Input material:

..............................

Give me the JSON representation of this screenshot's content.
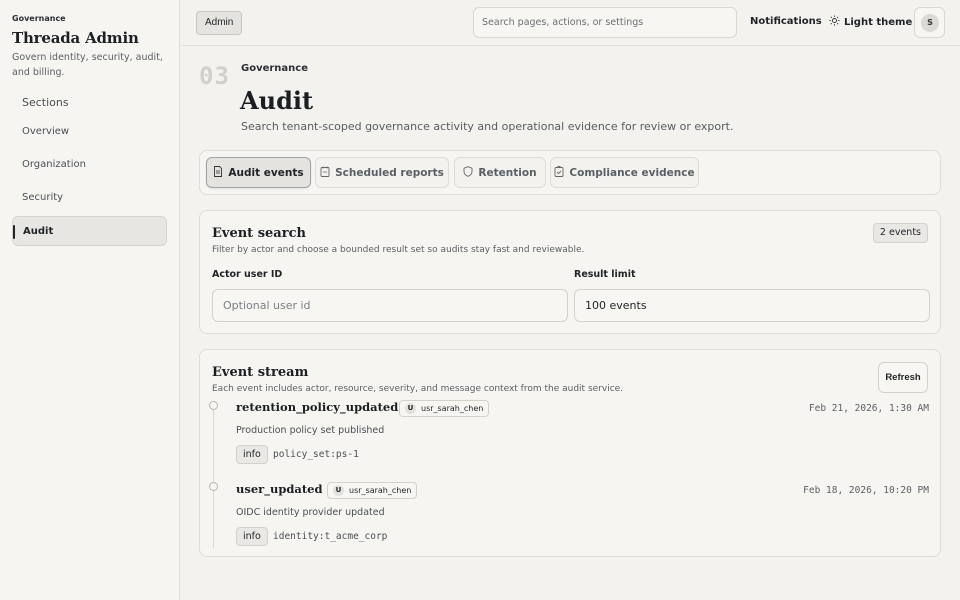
{
  "sidebar": {
    "eyebrow": "Governance",
    "title": "Threada Admin",
    "description": "Govern identity, security, audit, and billing.",
    "sections_label": "Sections",
    "items": [
      {
        "label": "Overview"
      },
      {
        "label": "Organization"
      },
      {
        "label": "Security"
      },
      {
        "label": "Audit"
      }
    ],
    "active_item": "Audit"
  },
  "topbar": {
    "admin_label": "Admin",
    "search_placeholder": "Search pages, actions, or settings",
    "notifications_label": "Notifications",
    "theme_label": "Light theme",
    "avatar_initial": "S"
  },
  "header": {
    "page_number": "03",
    "breadcrumb": "Governance",
    "title": "Audit",
    "subtitle": "Search tenant-scoped governance activity and operational evidence for review or export."
  },
  "tabs": [
    {
      "label": "Audit events",
      "icon": "document-icon",
      "active": true
    },
    {
      "label": "Scheduled reports",
      "icon": "calendar-doc-icon",
      "active": false
    },
    {
      "label": "Retention",
      "icon": "shield-icon",
      "active": false
    },
    {
      "label": "Compliance evidence",
      "icon": "document-check-icon",
      "active": false
    }
  ],
  "search_card": {
    "title": "Event search",
    "subtitle": "Filter by actor and choose a bounded result set so audits stay fast and reviewable.",
    "count_badge": "2 events",
    "actor_label": "Actor user ID",
    "actor_placeholder": "Optional user id",
    "limit_label": "Result limit",
    "limit_value": "100 events"
  },
  "stream_card": {
    "title": "Event stream",
    "subtitle": "Each event includes actor, resource, severity, and message context from the audit service.",
    "refresh_label": "Refresh",
    "events": [
      {
        "name": "retention_policy_updated",
        "user_initial": "U",
        "user": "usr_sarah_chen",
        "time": "Feb 21, 2026, 1:30 AM",
        "message": "Production policy set published",
        "severity": "info",
        "resource": "policy_set:ps-1"
      },
      {
        "name": "user_updated",
        "user_initial": "U",
        "user": "usr_sarah_chen",
        "time": "Feb 18, 2026, 10:20 PM",
        "message": "OIDC identity provider updated",
        "severity": "info",
        "resource": "identity:t_acme_corp"
      }
    ]
  },
  "colors": {
    "background": "#f3f2ee",
    "panel": "#f6f5f1",
    "border": "#dedcd5",
    "text": "#1f2328"
  }
}
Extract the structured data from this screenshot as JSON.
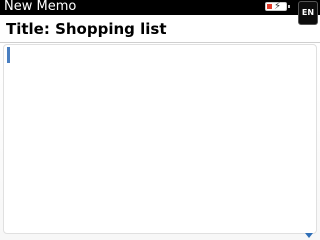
{
  "statusbar": {
    "app_title": "New Memo",
    "battery_icon": "battery-charging-icon",
    "battery_level_color": "#e23b2a",
    "language_badge": "EN"
  },
  "memo": {
    "title_field": "Title: Shopping list",
    "body_text": ""
  },
  "scroll_indicator_icon": "chevron-down-icon",
  "accent_color": "#4a7fc1"
}
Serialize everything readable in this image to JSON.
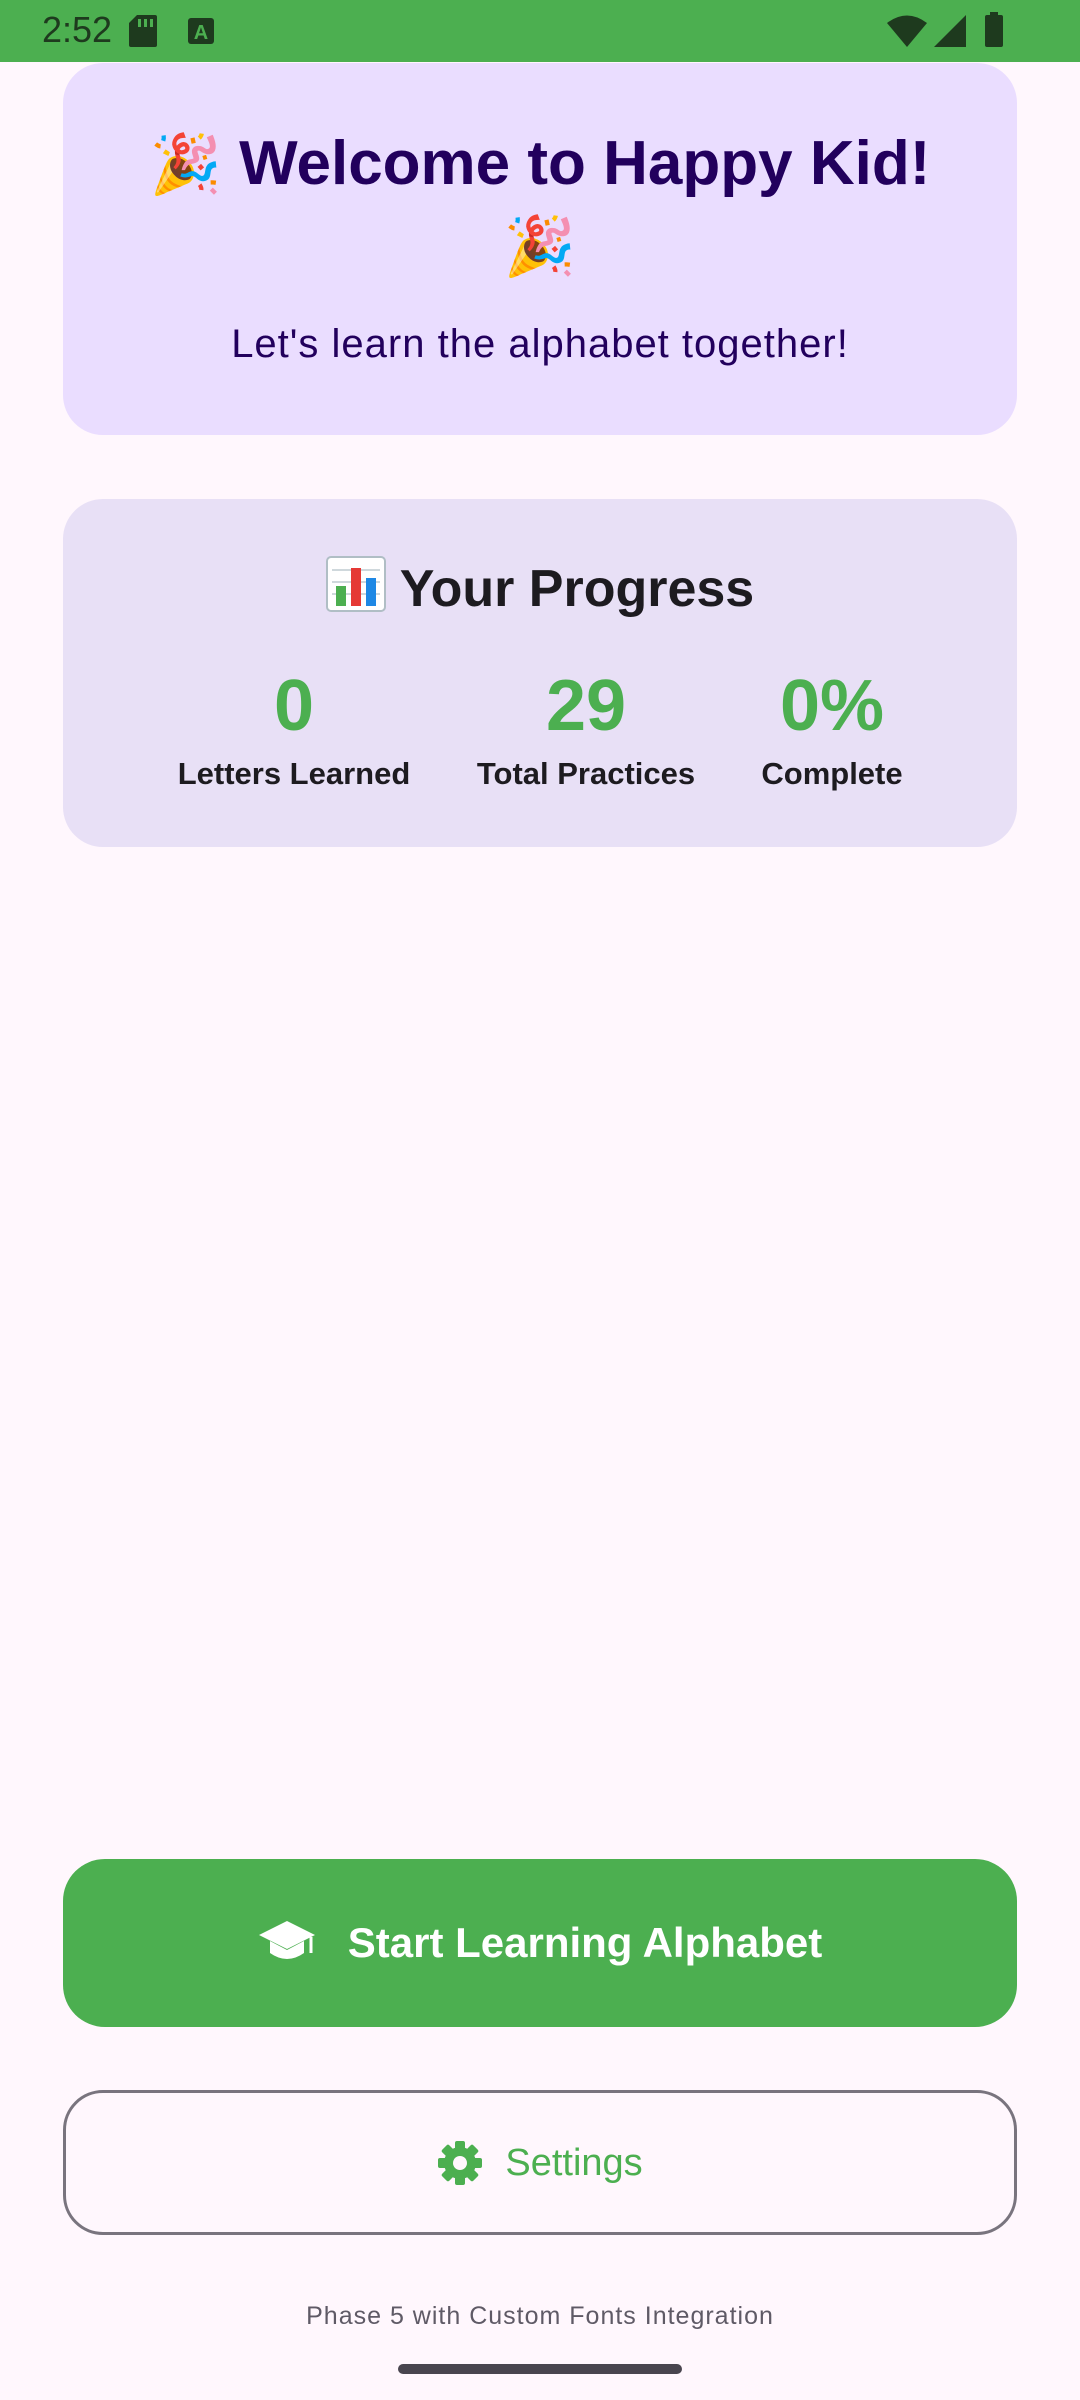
{
  "status_bar": {
    "time": "2:52",
    "icons": [
      "sd-card-icon",
      "font-app-icon",
      "wifi-icon",
      "signal-icon",
      "battery-icon"
    ]
  },
  "welcome": {
    "emoji": "🎉",
    "title": "Welcome to Happy Kid!",
    "subtitle": "Let's learn the alphabet together!"
  },
  "progress": {
    "title": "Your Progress",
    "icon": "bar-chart-icon",
    "stats": [
      {
        "value": "0",
        "label": "Letters Learned"
      },
      {
        "value": "29",
        "label": "Total Practices"
      },
      {
        "value": "0%",
        "label": "Complete"
      }
    ]
  },
  "actions": {
    "primary_label": "Start Learning Alphabet",
    "primary_icon": "graduation-cap-icon",
    "settings_label": "Settings",
    "settings_icon": "gear-icon"
  },
  "footer": {
    "note": "Phase 5 with Custom Fonts Integration"
  },
  "colors": {
    "accent_green": "#4CAF50",
    "welcome_card": "#EADDFF",
    "progress_card": "#E8E0F6",
    "background": "#FFF7FD",
    "title_purple": "#22005D"
  }
}
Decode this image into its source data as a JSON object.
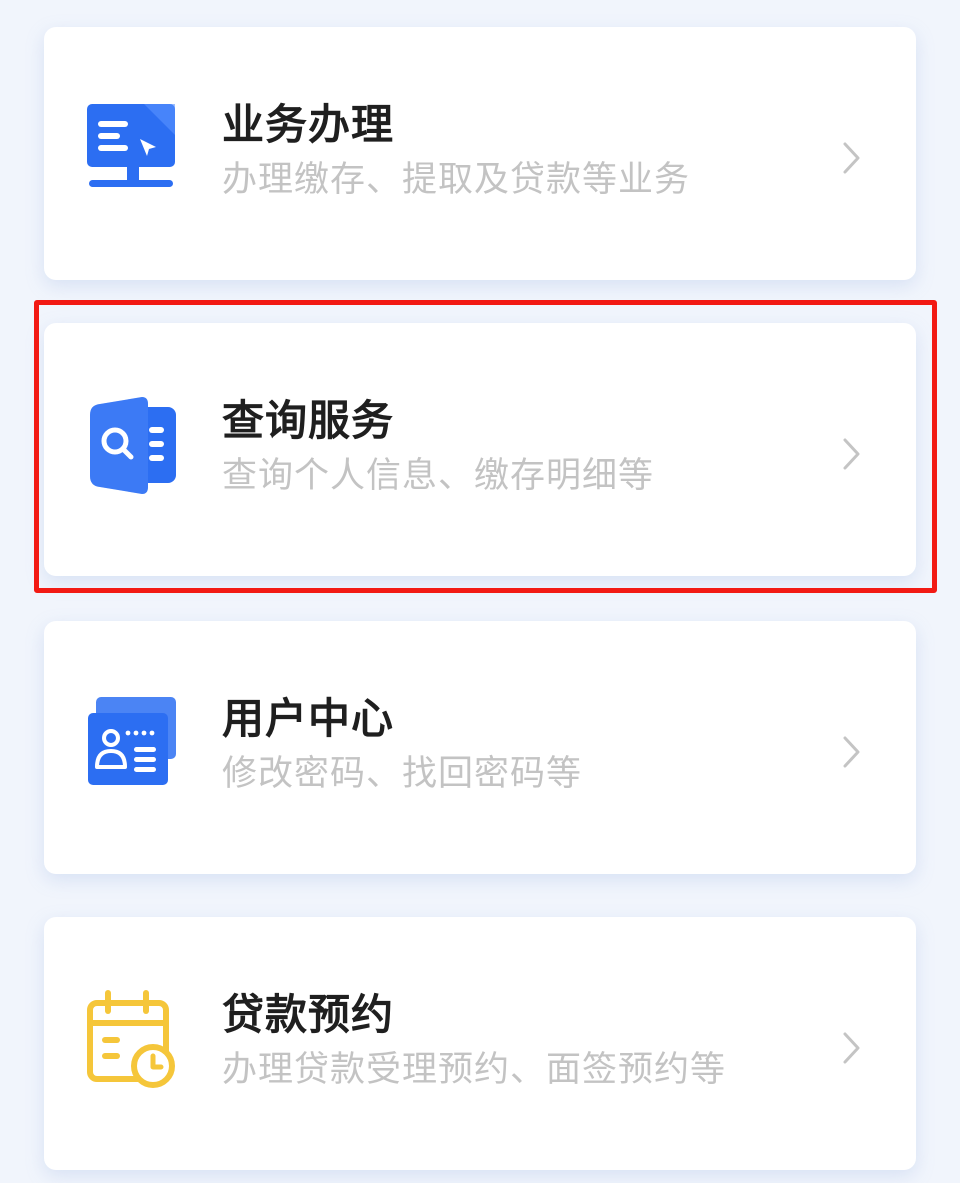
{
  "menu": {
    "items": [
      {
        "title": "业务办理",
        "subtitle": "办理缴存、提取及贷款等业务",
        "icon": "monitor-icon"
      },
      {
        "title": "查询服务",
        "subtitle": "查询个人信息、缴存明细等",
        "icon": "search-document-icon"
      },
      {
        "title": "用户中心",
        "subtitle": "修改密码、找回密码等",
        "icon": "user-card-icon"
      },
      {
        "title": "贷款预约",
        "subtitle": "办理贷款受理预约、面签预约等",
        "icon": "calendar-clock-icon"
      }
    ]
  },
  "colors": {
    "primary_blue": "#2c6ef2",
    "accent_yellow": "#f5c63a",
    "highlight_red": "#f21a14"
  }
}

..............................

Task to carry out: In the listing, find each line with the string "image" and copy it.

Exercise output:
Serialize everything readable in this image to JSON.
Decode this image into its source data as a JSON object.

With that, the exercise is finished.